WORK TO COMPLETE »
Transcribe the data that follows precisely, omitting nothing.
— begin EXTRACTED ENTRIES —
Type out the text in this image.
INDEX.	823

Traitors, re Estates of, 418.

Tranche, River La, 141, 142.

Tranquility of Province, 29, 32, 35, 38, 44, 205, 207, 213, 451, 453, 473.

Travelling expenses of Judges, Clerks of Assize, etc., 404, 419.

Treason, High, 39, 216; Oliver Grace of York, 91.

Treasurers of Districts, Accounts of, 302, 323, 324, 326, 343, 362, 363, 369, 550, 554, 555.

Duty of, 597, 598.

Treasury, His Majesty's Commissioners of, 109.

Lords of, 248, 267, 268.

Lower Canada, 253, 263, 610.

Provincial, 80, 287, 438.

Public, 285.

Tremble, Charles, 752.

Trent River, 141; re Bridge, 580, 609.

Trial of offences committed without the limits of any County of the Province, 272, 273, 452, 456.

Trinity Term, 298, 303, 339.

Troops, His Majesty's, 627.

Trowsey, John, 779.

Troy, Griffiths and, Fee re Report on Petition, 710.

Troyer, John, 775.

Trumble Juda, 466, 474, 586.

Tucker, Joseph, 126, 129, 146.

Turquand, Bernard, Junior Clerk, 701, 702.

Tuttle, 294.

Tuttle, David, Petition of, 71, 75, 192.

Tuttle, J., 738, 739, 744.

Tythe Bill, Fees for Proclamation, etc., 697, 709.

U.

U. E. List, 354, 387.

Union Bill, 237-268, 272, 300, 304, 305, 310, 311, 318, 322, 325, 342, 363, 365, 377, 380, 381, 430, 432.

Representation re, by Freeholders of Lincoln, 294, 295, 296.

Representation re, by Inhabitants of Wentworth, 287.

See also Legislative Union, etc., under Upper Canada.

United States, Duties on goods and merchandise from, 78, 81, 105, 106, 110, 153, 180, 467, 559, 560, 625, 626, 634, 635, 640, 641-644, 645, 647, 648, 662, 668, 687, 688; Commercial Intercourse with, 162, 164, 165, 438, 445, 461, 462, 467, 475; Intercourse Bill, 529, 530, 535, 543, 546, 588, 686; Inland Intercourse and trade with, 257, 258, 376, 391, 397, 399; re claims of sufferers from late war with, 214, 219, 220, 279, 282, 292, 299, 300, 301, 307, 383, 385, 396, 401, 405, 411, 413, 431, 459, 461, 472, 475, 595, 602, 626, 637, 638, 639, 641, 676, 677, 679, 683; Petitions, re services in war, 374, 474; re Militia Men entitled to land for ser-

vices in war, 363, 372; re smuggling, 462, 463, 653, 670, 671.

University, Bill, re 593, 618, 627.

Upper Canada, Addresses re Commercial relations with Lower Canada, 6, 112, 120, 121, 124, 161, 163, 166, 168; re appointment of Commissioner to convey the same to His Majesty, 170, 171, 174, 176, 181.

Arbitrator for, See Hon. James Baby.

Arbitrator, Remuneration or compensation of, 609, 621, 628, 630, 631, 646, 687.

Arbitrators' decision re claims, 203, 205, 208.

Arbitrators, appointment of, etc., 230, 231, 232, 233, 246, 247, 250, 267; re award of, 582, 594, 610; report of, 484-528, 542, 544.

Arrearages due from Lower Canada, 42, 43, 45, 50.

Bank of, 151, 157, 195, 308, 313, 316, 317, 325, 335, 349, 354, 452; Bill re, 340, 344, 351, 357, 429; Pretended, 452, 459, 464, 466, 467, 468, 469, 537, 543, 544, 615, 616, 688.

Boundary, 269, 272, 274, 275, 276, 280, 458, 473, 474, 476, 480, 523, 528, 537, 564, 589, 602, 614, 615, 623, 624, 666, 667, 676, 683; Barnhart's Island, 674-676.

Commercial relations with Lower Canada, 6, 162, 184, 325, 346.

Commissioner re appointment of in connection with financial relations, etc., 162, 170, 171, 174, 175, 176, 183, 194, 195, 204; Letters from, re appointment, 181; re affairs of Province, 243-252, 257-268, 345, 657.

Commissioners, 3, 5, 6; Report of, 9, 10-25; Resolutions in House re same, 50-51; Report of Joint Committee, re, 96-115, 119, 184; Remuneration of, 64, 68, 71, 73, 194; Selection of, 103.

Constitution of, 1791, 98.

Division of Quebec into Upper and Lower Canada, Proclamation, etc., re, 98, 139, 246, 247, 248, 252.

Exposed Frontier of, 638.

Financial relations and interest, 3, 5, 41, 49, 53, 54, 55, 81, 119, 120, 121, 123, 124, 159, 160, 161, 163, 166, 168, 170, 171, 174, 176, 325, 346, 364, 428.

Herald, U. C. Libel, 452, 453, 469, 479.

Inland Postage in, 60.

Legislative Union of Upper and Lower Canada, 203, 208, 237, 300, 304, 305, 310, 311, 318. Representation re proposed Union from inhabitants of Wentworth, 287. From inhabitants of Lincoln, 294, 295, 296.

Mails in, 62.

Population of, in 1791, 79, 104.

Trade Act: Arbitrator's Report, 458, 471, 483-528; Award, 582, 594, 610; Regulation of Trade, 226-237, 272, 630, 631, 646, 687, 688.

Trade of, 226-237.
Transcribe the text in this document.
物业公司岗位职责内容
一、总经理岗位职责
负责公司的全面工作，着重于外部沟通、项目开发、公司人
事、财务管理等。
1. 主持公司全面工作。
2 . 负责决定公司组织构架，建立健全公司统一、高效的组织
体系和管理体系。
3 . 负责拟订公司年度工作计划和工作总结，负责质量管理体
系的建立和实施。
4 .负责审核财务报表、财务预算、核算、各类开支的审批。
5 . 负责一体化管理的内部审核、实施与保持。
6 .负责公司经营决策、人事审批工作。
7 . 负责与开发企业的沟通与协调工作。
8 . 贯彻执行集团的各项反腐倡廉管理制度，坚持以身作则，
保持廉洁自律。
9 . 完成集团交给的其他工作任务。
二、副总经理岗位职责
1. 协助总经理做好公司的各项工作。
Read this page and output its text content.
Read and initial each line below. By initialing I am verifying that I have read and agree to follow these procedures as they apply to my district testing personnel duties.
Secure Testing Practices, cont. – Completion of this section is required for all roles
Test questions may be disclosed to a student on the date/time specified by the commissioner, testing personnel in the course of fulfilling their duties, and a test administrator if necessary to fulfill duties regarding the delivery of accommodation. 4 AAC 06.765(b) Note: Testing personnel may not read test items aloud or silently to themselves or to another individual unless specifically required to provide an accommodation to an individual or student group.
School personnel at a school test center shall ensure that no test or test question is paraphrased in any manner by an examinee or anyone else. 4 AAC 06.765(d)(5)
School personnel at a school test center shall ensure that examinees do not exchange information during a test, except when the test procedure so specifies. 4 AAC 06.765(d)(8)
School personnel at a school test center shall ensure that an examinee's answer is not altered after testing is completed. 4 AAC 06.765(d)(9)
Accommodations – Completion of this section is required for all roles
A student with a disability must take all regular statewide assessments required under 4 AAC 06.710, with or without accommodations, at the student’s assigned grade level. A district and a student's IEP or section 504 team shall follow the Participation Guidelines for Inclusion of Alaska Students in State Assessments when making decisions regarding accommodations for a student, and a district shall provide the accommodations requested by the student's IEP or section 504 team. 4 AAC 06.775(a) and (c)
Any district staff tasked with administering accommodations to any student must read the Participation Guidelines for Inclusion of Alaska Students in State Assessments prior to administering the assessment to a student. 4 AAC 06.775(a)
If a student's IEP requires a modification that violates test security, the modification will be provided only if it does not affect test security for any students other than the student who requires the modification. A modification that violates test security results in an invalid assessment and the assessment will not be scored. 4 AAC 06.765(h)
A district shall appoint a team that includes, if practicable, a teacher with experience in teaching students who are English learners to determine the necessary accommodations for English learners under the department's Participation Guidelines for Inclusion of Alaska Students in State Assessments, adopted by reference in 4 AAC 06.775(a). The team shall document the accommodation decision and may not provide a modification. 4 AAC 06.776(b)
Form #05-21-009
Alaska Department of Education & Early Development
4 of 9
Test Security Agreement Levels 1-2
— end EXTRACTED ENTRIES —
WRITTEN ANSWER »
Type out the text in this image.
INDEX.	823

Traitors, re Estates of, 418.

Tranche, River La, 141, 142.

Tranquility of Province, 29, 32, 35, 38, 44, 205, 207, 213, 451, 453, 473.

Travelling expenses of Judges, Clerks of Assize, etc., 404, 419.

Treason, High, 39, 216; Oliver Grace of York, 91.

Treasurers of Districts, Accounts of, 302, 323, 324, 326, 343, 362, 363, 369, 550, 554, 555.

Duty of, 597, 598.

Treasury, His Majesty's Commissioners of, 109.

Lords of, 248, 267, 268.

Lower Canada, 253, 263, 610.

Provincial, 80, 287, 438.

Public, 285.

Tremble, Charles, 752.

Trent River, 141; re Bridge, 580, 609.

Trial of offences committed without the limits of any County of the Province, 272, 273, 452, 456.

Trinity Term, 298, 303, 339.

Troops, His Majesty's, 627.

Trowsey, John, 779.

Troy, Griffiths and, Fee re Report on Petition, 710.

Troyer, John, 775.

Trumble Juda, 466, 474, 586.

Tucker, Joseph, 126, 129, 146.

Turquand, Bernard, Junior Clerk, 701, 702.

Tuttle, 294.

Tuttle, David, Petition of, 71, 75, 192.

Tuttle, J., 738, 739, 744.

Tythe Bill, Fees for Proclamation, etc., 697, 709.

U.

U. E. List, 354, 387.

Union Bill, 237-268, 272, 300, 304, 305, 310, 311, 318, 322, 325, 342, 363, 365, 377, 380, 381, 430, 432.

Representation re, by Freeholders of Lincoln, 294, 295, 296.

Representation re, by Inhabitants of Wentworth, 287.

See also Legislative Union, etc., under Upper Canada.

United States, Duties on goods and merchandise from, 78, 81, 105, 106, 110, 153, 180, 467, 559, 560, 625, 626, 634, 635, 640, 641-644, 645, 647, 648, 662, 668, 687, 688; Commercial Intercourse with, 162, 164, 165, 438, 445, 461, 462, 467, 475; Intercourse Bill, 529, 530, 535, 543, 546, 588, 686; Inland Intercourse and trade with, 257, 258, 376, 391, 397, 399; re claims of sufferers from late war with, 214, 219, 220, 279, 282, 292, 299, 300, 301, 307, 383, 385, 396, 401, 405, 411, 413, 431, 459, 461, 472, 475, 595, 602, 626, 637, 638, 639, 641, 676, 677, 679, 683; Petitions, re services in war, 374, 474; re Militia Men entitled to land for ser-

vices in war, 363, 372; re smuggling, 462, 463, 653, 670, 671.

University, Bill, re 593, 618, 627.

Upper Canada, Addresses re Commercial relations with Lower Canada, 6, 112, 120, 121, 124, 161, 163, 166, 168; re appointment of Commissioner to convey the same to His Majesty, 170, 171, 174, 176, 181.

Arbitrator for, See Hon. James Baby.

Arbitrator, Remuneration or compensation of, 609, 621, 628, 630, 631, 646, 687.

Arbitrators' decision re claims, 203, 205, 208.

Arbitrators, appointment of, etc., 230, 231, 232, 233, 246, 247, 250, 267; re award of, 582, 594, 610; report of, 484-528, 542, 544.

Arrearages due from Lower Canada, 42, 43, 45, 50.

Bank of, 151, 157, 195, 308, 313, 316, 317, 325, 335, 349, 354, 452; Bill re, 340, 344, 351, 357, 429; Pretended, 452, 459, 464, 466, 467, 468, 469, 537, 543, 544, 615, 616, 688.

Boundary, 269, 272, 274, 275, 276, 280, 458, 473, 474, 476, 480, 523, 528, 537, 564, 589, 602, 614, 615, 623, 624, 666, 667, 676, 683; Barnhart's Island, 674-676.

Commercial relations with Lower Canada, 6, 162, 184, 325, 346.

Commissioner re appointment of in connection with financial relations, etc., 162, 170, 171, 174, 175, 176, 183, 194, 195, 204; Letters from, re appointment, 181; re affairs of Province, 243-252, 257-268, 345, 657.

Commissioners, 3, 5, 6; Report of, 9, 10-25; Resolutions in House re same, 50-51; Report of Joint Committee, re, 96-115, 119, 184; Remuneration of, 64, 68, 71, 73, 194; Selection of, 103.

Constitution of, 1791, 98.

Division of Quebec into Upper and Lower Canada, Proclamation, etc., re, 98, 139, 246, 247, 248, 252.

Exposed Frontier of, 638.

Financial relations and interest, 3, 5, 41, 49, 53, 54, 55, 81, 119, 120, 121, 123, 124, 159, 160, 161, 163, 166, 168, 170, 171, 174, 176, 325, 346, 364, 428.

Herald, U. C. Libel, 452, 453, 469, 479.

Inland Postage in, 60.

Legislative Union of Upper and Lower Canada, 203, 208, 237, 300, 304, 305, 310, 311, 318. Representation re proposed Union from inhabitants of Wentworth, 287. From inhabitants of Lincoln, 294, 295, 296.

Mails in, 62.

Population of, in 1791, 79, 104.

Trade Act: Arbitrator's Report, 458, 471, 483-528; Award, 582, 594, 610; Regulation of Trade, 226-237, 272, 630, 631, 646, 687, 688.

Trade of, 226-237.
Transcribe the text in this document.
物业公司岗位职责内容
一、总经理岗位职责
负责公司的全面工作，着重于外部沟通、项目开发、公司人
事、财务管理等。
1. 主持公司全面工作。
2 . 负责决定公司组织构架，建立健全公司统一、高效的组织
体系和管理体系。
3 . 负责拟订公司年度工作计划和工作总结，负责质量管理体
系的建立和实施。
4 .负责审核财务报表、财务预算、核算、各类开支的审批。
5 . 负责一体化管理的内部审核、实施与保持。
6 .负责公司经营决策、人事审批工作。
7 . 负责与开发企业的沟通与协调工作。
8 . 贯彻执行集团的各项反腐倡廉管理制度，坚持以身作则，
保持廉洁自律。
9 . 完成集团交给的其他工作任务。
二、副总经理岗位职责
1. 协助总经理做好公司的各项工作。
Read this page and output its text content.
Read and initial each line below. By initialing I am verifying that I have read and agree to follow these procedures as they apply to my district testing personnel duties.
Secure Testing Practices, cont. – Completion of this section is required for all roles
Test questions may be disclosed to a student on the date/time specified by the commissioner, testing personnel in the course of fulfilling their duties, and a test administrator if necessary to fulfill duties regarding the delivery of accommodation. 4 AAC 06.765(b) Note: Testing personnel may not read test items aloud or silently to themselves or to another individual unless specifically required to provide an accommodation to an individual or student group.
School personnel at a school test center shall ensure that no test or test question is paraphrased in any manner by an examinee or anyone else. 4 AAC 06.765(d)(5)
School personnel at a school test center shall ensure that examinees do not exchange information during a test, except when the test procedure so specifies. 4 AAC 06.765(d)(8)
School personnel at a school test center shall ensure that an examinee's answer is not altered after testing is completed. 4 AAC 06.765(d)(9)
Accommodations – Completion of this section is required for all roles
A student with a disability must take all regular statewide assessments required under 4 AAC 06.710, with or without accommodations, at the student’s assigned grade level. A district and a student's IEP or section 504 team shall follow the Participation Guidelines for Inclusion of Alaska Students in State Assessments when making decisions regarding accommodations for a student, and a district shall provide the accommodations requested by the student's IEP or section 504 team. 4 AAC 06.775(a) and (c)
Any district staff tasked with administering accommodations to any student must read the Participation Guidelines for Inclusion of Alaska Students in State Assessments prior to administering the assessment to a student. 4 AAC 06.775(a)
If a student's IEP requires a modification that violates test security, the modification will be provided only if it does not affect test security for any students other than the student who requires the modification. A modification that violates test security results in an invalid assessment and the assessment will not be scored. 4 AAC 06.765(h)
A district shall appoint a team that includes, if practicable, a teacher with experience in teaching students who are English learners to determine the necessary accommodations for English learners under the department's Participation Guidelines for Inclusion of Alaska Students in State Assessments, adopted by reference in 4 AAC 06.775(a). The team shall document the accommodation decision and may not provide a modification. 4 AAC 06.776(b)
Form #05-21-009
Alaska Department of Education & Early Development
4 of 9
Test Security Agreement Levels 1-2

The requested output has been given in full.